=== PROVIDED RECORDS ===

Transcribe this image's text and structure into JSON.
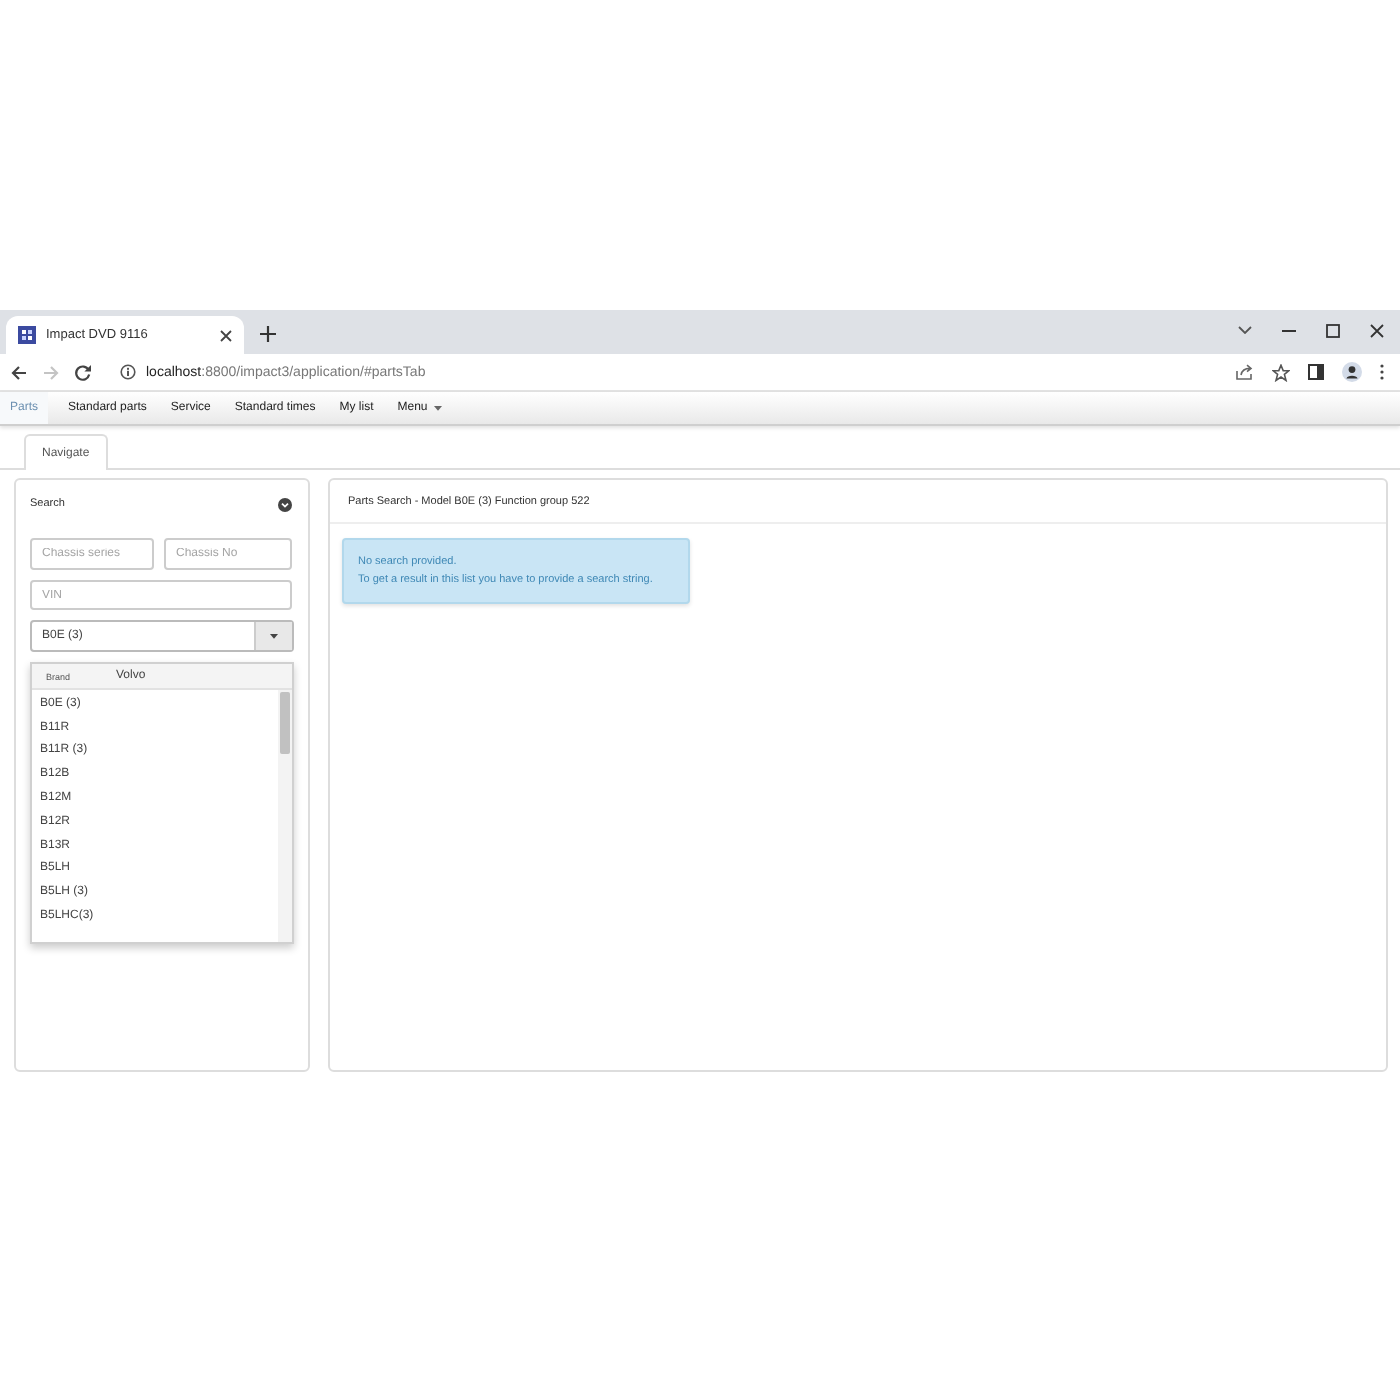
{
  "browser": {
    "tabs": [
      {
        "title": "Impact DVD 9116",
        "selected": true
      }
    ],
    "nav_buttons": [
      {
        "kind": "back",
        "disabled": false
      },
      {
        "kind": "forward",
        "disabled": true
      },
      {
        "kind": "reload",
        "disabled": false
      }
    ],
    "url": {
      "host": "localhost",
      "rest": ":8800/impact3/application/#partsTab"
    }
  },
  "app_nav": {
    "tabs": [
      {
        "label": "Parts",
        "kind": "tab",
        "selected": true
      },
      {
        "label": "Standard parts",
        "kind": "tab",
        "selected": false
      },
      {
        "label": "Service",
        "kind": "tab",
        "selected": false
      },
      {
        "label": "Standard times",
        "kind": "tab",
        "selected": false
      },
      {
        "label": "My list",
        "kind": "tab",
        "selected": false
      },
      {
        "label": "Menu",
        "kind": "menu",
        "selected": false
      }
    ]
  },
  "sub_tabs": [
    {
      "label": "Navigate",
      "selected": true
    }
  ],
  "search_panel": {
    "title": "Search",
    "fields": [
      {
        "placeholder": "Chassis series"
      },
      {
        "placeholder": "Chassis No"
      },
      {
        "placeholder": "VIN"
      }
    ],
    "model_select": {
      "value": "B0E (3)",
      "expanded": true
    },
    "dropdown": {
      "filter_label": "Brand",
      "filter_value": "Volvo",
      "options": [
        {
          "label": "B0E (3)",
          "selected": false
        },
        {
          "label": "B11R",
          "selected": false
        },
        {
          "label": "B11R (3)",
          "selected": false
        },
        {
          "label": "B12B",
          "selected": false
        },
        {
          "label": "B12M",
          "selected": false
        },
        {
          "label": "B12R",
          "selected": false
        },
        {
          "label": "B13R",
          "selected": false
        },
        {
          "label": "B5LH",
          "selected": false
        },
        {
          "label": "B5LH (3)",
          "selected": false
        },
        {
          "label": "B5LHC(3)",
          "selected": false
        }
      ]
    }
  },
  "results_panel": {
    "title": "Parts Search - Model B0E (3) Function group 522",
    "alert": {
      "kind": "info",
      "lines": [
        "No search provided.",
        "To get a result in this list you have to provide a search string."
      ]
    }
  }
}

===

▶ **DO THIS**: Copy the data word for word. Pictures do not go in the copy.

▶ **OUTPUT FOR THIS EXERCISE**:
Transcribe this image's text and structure into JSON.
{
  "browser": {
    "tabs": [
      {
        "title": "Impact DVD 9116",
        "selected": true
      }
    ],
    "nav_buttons": [
      {
        "kind": "back",
        "disabled": false
      },
      {
        "kind": "forward",
        "disabled": true
      },
      {
        "kind": "reload",
        "disabled": false
      }
    ],
    "url": {
      "host": "localhost",
      "rest": ":8800/impact3/application/#partsTab"
    }
  },
  "app_nav": {
    "tabs": [
      {
        "label": "Parts",
        "kind": "tab",
        "selected": true
      },
      {
        "label": "Standard parts",
        "kind": "tab",
        "selected": false
      },
      {
        "label": "Service",
        "kind": "tab",
        "selected": false
      },
      {
        "label": "Standard times",
        "kind": "tab",
        "selected": false
      },
      {
        "label": "My list",
        "kind": "tab",
        "selected": false
      },
      {
        "label": "Menu",
        "kind": "menu",
        "selected": false
      }
    ]
  },
  "sub_tabs": [
    {
      "label": "Navigate",
      "selected": true
    }
  ],
  "search_panel": {
    "title": "Search",
    "fields": [
      {
        "placeholder": "Chassis series"
      },
      {
        "placeholder": "Chassis No"
      },
      {
        "placeholder": "VIN"
      }
    ],
    "model_select": {
      "value": "B0E (3)",
      "expanded": true
    },
    "dropdown": {
      "filter_label": "Brand",
      "filter_value": "Volvo",
      "options": [
        {
          "label": "B0E (3)",
          "selected": false
        },
        {
          "label": "B11R",
          "selected": false
        },
        {
          "label": "B11R (3)",
          "selected": false
        },
        {
          "label": "B12B",
          "selected": false
        },
        {
          "label": "B12M",
          "selected": false
        },
        {
          "label": "B12R",
          "selected": false
        },
        {
          "label": "B13R",
          "selected": false
        },
        {
          "label": "B5LH",
          "selected": false
        },
        {
          "label": "B5LH (3)",
          "selected": false
        },
        {
          "label": "B5LHC(3)",
          "selected": false
        }
      ]
    }
  },
  "results_panel": {
    "title": "Parts Search - Model B0E (3) Function group 522",
    "alert": {
      "kind": "info",
      "lines": [
        "No search provided.",
        "To get a result in this list you have to provide a search string."
      ]
    }
  }
}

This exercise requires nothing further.